_Exercice proposé 1_:
Recopiez intégralement l'extrait sur la franc-maçonnerie qui suit.
□ □ □ □ □ □ □
• ÉQUERRE & COMPAS des Francs-maçons & L’O D’ODILE

    ÉQUERRE & COMPAS des Francs-maçons & L’O D’ODILE

     

    Ruelle de l'or à Prague ou logeaient les alchimistes

    Si les Franc-maçon actuels mènent leur vie et leurs « initiations » à leur manière selon les aléas des pressions philosophiques et politico-spirituelle du moment, leurs concepts sont ce qu’ils sont. Cet aspect n’est pas au cœur de mon propos.

    La Franc-maçonnerie – indépendamment des individus qui disent la constituer actuellement et depuis sa réforme du XVIIIe siècle – m’intéresse car elle reste immuable et prend ses racines dans le néolithique des pêcheurs-cueilleurs et peut-être même dans le paléolithique. Cette civilisation de la pierre taillée, ou des tailleurs de pierre, donna naissance mystérieusement aux plus anciennes civilisations.
□ □ □ □ □ □ □
_Exercice proposé 2_:
Dans les enregistrements ci-dessous, reproduisez à l'identique le passage allant de la ligne qui contient « list-item: When you » jusqu'à celle qui contient « paragraph-hibernate-intro: Hibernation is », ces deux lignes incluses, et rien d'autre.

_Données fournies_:
□ □ □ □ □ □ □
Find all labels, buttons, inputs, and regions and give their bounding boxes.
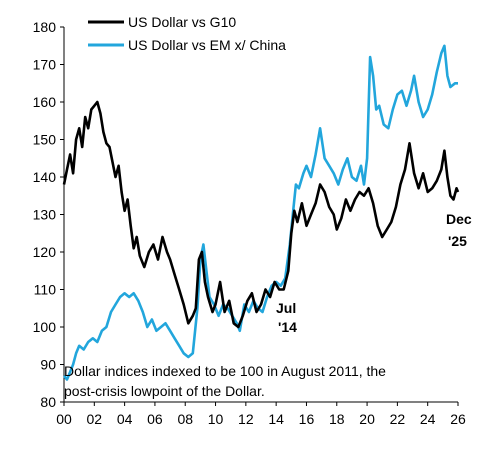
- y-tick-label: 130: [33, 207, 57, 223]
- x-tick-label: 24: [420, 411, 436, 427]
- x-tick-label: 18: [329, 411, 345, 427]
- x-tick-label: 02: [87, 411, 103, 427]
- x-tick-label: 14: [268, 411, 284, 427]
- series-layer: [62, 44, 460, 381]
- x-tick-label: 12: [238, 411, 254, 427]
- annotations: Jul '14 Dec '25 Dollar indices indexed t…: [64, 211, 472, 399]
- annotation-jul14-month: Jul: [276, 300, 296, 316]
- annotation-dec25-month: Dec: [446, 211, 472, 227]
- y-tick-label: 90: [40, 357, 56, 373]
- y-tick-label: 100: [33, 319, 57, 335]
- x-tick-label: 00: [56, 411, 72, 427]
- x-tick-label: 06: [147, 411, 163, 427]
- x-tick-label: 10: [208, 411, 224, 427]
- chart-note-line-1: Dollar indices indexed to be 100 in Augu…: [64, 363, 386, 379]
- annotation-jul14-year: '14: [278, 319, 297, 335]
- y-tick-label: 80: [40, 394, 56, 410]
- y-tick-label: 140: [33, 169, 57, 185]
- annotation-dec25-year: '25: [448, 233, 467, 249]
- series-line-g10: [62, 100, 460, 329]
- axes: [63, 27, 458, 403]
- x-tick-label: 04: [117, 411, 133, 427]
- y-tick-label: 120: [33, 244, 57, 260]
- y-tick-label: 170: [33, 57, 57, 73]
- x-axis-ticks: 00 02 04 06 08 10 12 14 16 18 20 22 24 26: [56, 402, 466, 427]
- series-line-em: [62, 44, 458, 381]
- y-tick-label: 110: [34, 282, 57, 298]
- x-tick-label: 08: [177, 411, 193, 427]
- legend-label-em: US Dollar vs EM x/ China: [128, 37, 286, 53]
- y-tick-label: 150: [33, 132, 57, 148]
- x-tick-label: 20: [359, 411, 375, 427]
- chart-note-line-2: post-crisis lowpoint of the Dollar.: [64, 383, 265, 399]
- legend-label-g10: US Dollar vs G10: [128, 14, 236, 30]
- y-axis-ticks: 80 90 100 110 120 130 140 150 160 170 180: [33, 19, 64, 410]
- x-tick-label: 16: [299, 411, 315, 427]
- y-tick-label: 160: [33, 94, 57, 110]
- legend: US Dollar vs G10 US Dollar vs EM x/ Chin…: [88, 14, 286, 53]
- x-tick-label: 26: [450, 411, 466, 427]
- x-tick-label: 22: [390, 411, 406, 427]
- y-tick-label: 180: [33, 19, 57, 35]
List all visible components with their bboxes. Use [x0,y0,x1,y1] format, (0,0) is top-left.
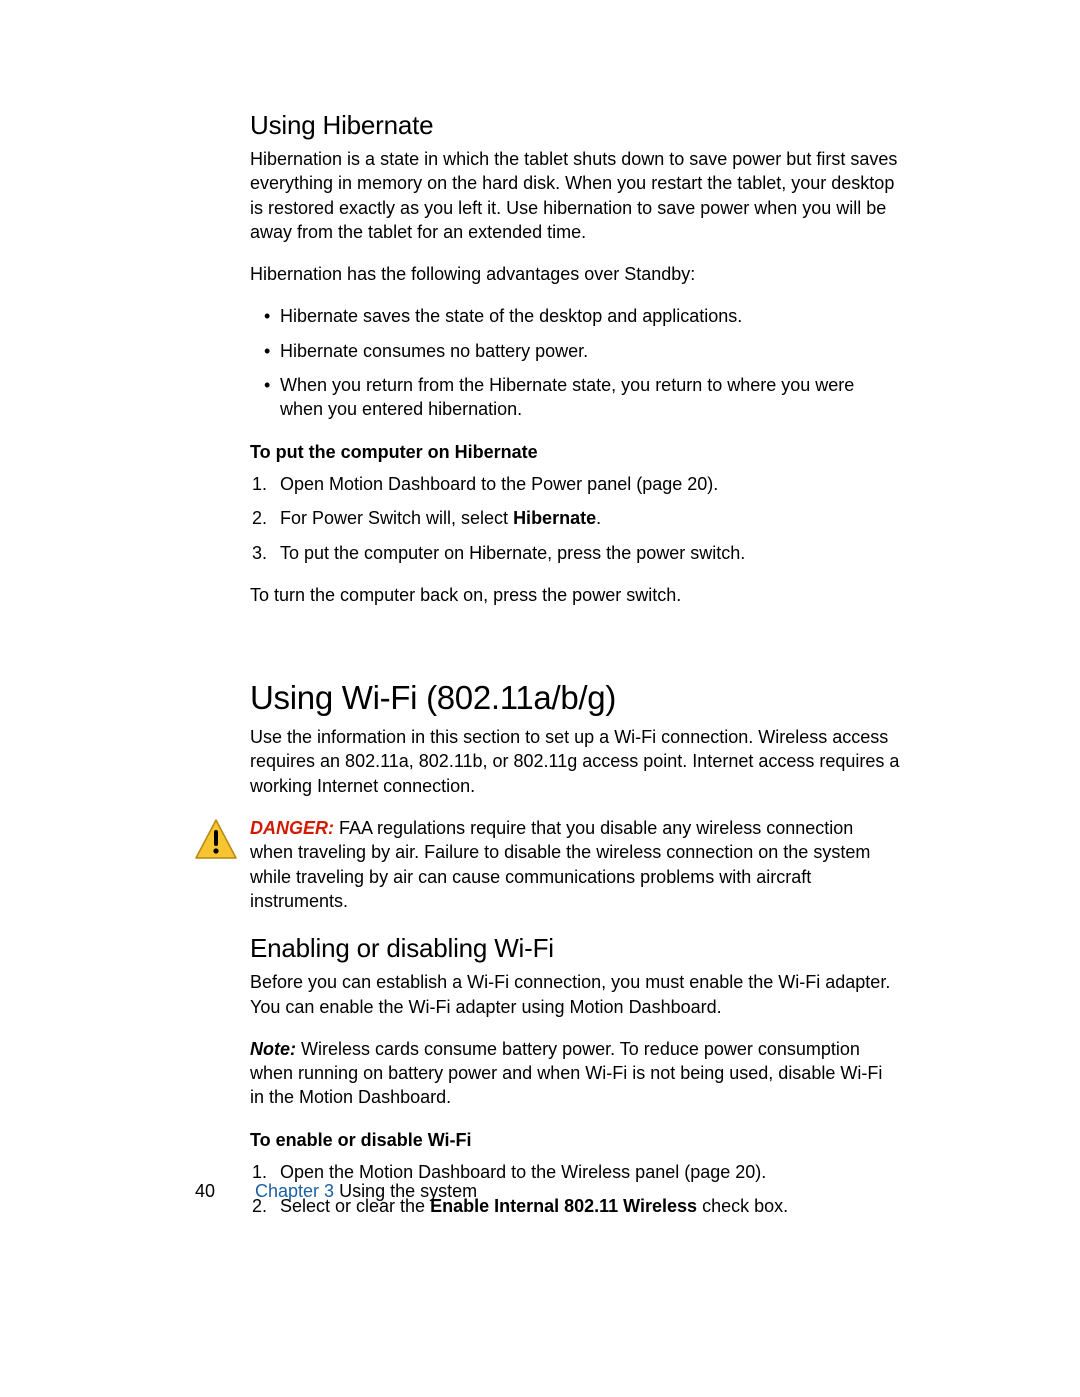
list-item: When you return from the Hibernate state… [250,373,900,422]
step-text: . [596,508,601,528]
note-text: Wireless cards consume battery power. To… [250,1039,882,1108]
heading-using-hibernate: Using Hibernate [250,110,900,141]
footer-chapter: Chapter 3 Using the system [255,1181,477,1202]
warning-triangle-icon [194,818,238,862]
heading-using-wifi: Using Wi-Fi (802.11a/b/g) [250,679,900,717]
page-number: 40 [195,1181,215,1202]
paragraph-advantages-lead: Hibernation has the following advantages… [250,262,900,286]
paragraph-hibernate-intro: Hibernation is a state in which the tabl… [250,147,900,244]
chapter-title: Using the system [334,1181,477,1201]
step-text: For Power Switch will, select [280,508,513,528]
note-label: Note: [250,1039,296,1059]
list-hibernate-advantages: Hibernate saves the state of the desktop… [250,304,900,421]
page-footer: 40 Chapter 3 Using the system [195,1181,900,1202]
step-bold: Hibernate [513,508,596,528]
list-item: To put the computer on Hibernate, press … [250,541,900,565]
list-item: For Power Switch will, select Hibernate. [250,506,900,530]
page-content: Using Hibernate Hibernation is a state i… [250,110,900,1237]
procedure-title-enable-wifi: To enable or disable Wi-Fi [250,1128,900,1152]
list-item: Hibernate consumes no battery power. [250,339,900,363]
list-item: Open Motion Dashboard to the Power panel… [250,472,900,496]
note-paragraph: Note: Wireless cards consume battery pow… [250,1037,900,1110]
paragraph-turn-back-on: To turn the computer back on, press the … [250,583,900,607]
list-item: Hibernate saves the state of the desktop… [250,304,900,328]
danger-text: FAA regulations require that you disable… [250,818,870,911]
paragraph-enable-wifi-intro: Before you can establish a Wi-Fi connect… [250,970,900,1019]
danger-callout: DANGER: FAA regulations require that you… [250,816,900,913]
danger-paragraph: DANGER: FAA regulations require that you… [250,816,900,913]
paragraph-wifi-intro: Use the information in this section to s… [250,725,900,798]
procedure-steps-hibernate: Open Motion Dashboard to the Power panel… [250,472,900,565]
heading-enable-disable-wifi: Enabling or disabling Wi-Fi [250,933,900,964]
procedure-title-hibernate: To put the computer on Hibernate [250,440,900,464]
danger-label: DANGER: [250,818,334,838]
chapter-label: Chapter 3 [255,1181,334,1201]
□ □ □ □ □ □ □
_Réponse complète 1_:
• ÉQUERRE & COMPAS des Francs-maçons & L’O D’ODILE

    ÉQUERRE & COMPAS des Francs-maçons & L’O D’ODILE

     

    Ruelle de l'or à Prague ou logeaient les alchimistes

    Si les Franc-maçon actuels mènent leur vie et leurs « initiations » à leur manière selon les aléas des pressions philosophiques et politico-spirituelle du moment, leurs concepts sont ce qu’ils sont. Cet aspect n’est pas au cœur de mon propos.

    La Franc-maçonnerie – indépendamment des individus qui disent la constituer actuellement et depuis sa réforme du XVIIIe siècle – m’intéresse car elle reste immuable et prend ses racines dans le néolithique des pêcheurs-cueilleurs et peut-être même dans le paléolithique. Cette civilisation de la pierre taillée, ou des tailleurs de pierre, donna naissance mystérieusement aux plus anciennes civilisations.

_Réponse complète 2_:
list-item: When you return from the Hibernate state… [250,373,900,422]
step-text: . [596,508,601,528]
note-text: Wireless cards consume battery power. To… [250,1039,882,1108]
heading-using-hibernate: Using Hibernate [250,110,900,141]
footer-chapter: Chapter 3 Using the system [255,1181,477,1202]
warning-triangle-icon [194,818,238,862]
heading-using-wifi: Using Wi-Fi (802.11a/b/g) [250,679,900,717]
page-number: 40 [195,1181,215,1202]
paragraph-advantages-lead: Hibernation has the following advantages… [250,262,900,286]
paragraph-hibernate-intro: Hibernation is a state in which the tabl… [250,147,900,244]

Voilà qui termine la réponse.